Aim> Say how many lines include "download", with no words around the number.

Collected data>
☆ ☆ ☆ ☆ ☆ ☆ ☆
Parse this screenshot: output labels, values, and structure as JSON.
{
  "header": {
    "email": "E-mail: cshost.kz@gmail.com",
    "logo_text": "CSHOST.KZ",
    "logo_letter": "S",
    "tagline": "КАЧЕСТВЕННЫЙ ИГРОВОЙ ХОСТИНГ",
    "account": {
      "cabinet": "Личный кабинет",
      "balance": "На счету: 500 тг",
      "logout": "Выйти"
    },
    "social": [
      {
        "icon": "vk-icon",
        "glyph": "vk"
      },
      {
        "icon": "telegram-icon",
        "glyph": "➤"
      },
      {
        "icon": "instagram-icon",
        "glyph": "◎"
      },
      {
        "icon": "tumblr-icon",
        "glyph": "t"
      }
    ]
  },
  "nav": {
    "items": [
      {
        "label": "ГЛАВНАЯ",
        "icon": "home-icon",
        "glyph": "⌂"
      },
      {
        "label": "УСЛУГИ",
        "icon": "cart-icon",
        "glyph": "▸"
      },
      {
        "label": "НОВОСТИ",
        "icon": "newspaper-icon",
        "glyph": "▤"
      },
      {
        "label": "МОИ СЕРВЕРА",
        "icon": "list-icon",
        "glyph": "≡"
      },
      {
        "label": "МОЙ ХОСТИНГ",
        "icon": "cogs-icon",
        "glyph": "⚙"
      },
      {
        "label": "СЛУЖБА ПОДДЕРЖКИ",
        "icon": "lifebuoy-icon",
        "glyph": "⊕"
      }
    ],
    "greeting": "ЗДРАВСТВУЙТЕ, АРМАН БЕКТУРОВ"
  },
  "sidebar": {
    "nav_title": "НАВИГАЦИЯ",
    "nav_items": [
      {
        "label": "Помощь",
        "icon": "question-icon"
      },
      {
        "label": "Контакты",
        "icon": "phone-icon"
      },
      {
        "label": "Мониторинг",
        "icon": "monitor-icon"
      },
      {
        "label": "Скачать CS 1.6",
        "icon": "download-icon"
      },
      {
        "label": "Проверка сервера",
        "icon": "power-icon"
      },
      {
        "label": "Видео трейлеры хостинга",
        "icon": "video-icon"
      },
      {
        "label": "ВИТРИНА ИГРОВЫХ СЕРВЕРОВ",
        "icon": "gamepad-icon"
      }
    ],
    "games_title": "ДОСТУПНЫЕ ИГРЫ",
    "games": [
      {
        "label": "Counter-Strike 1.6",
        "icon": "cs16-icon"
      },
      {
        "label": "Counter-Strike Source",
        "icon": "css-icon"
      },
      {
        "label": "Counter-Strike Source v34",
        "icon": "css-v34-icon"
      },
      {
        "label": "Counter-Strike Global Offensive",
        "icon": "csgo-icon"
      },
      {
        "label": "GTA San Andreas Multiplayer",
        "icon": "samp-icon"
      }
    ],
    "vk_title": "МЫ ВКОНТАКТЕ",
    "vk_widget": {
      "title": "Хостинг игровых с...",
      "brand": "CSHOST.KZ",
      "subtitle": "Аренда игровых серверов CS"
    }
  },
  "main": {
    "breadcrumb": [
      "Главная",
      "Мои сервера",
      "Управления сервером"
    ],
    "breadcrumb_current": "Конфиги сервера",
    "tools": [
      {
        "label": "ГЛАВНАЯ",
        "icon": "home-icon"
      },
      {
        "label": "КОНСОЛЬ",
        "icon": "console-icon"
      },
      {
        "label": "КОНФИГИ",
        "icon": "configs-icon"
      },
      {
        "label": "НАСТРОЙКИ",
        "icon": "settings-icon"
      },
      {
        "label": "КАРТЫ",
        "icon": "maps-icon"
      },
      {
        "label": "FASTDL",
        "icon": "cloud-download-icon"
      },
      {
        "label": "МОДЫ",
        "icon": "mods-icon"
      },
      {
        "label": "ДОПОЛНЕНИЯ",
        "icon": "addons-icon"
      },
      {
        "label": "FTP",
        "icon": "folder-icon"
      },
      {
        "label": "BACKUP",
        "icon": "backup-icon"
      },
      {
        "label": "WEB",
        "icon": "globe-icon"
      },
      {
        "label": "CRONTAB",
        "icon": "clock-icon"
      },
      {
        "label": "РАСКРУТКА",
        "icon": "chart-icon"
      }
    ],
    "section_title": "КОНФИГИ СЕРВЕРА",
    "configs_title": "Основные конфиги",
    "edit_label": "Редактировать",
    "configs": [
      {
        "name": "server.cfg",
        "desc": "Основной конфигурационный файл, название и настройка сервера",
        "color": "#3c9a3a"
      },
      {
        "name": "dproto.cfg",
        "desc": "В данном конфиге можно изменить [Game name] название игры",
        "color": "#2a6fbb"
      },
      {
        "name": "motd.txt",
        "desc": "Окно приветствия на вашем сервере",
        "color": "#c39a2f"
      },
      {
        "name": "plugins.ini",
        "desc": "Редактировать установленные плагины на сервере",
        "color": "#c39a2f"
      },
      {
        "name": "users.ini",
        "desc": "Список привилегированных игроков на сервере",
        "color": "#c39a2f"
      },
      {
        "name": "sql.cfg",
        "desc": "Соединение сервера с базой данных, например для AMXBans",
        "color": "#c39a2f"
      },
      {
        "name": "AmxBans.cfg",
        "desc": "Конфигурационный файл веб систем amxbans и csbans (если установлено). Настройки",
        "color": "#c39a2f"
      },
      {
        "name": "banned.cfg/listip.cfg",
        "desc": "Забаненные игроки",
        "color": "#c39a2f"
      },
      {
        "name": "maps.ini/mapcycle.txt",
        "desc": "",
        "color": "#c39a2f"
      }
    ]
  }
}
☆ ☆ ☆ ☆ ☆ ☆ ☆
Task solution> 2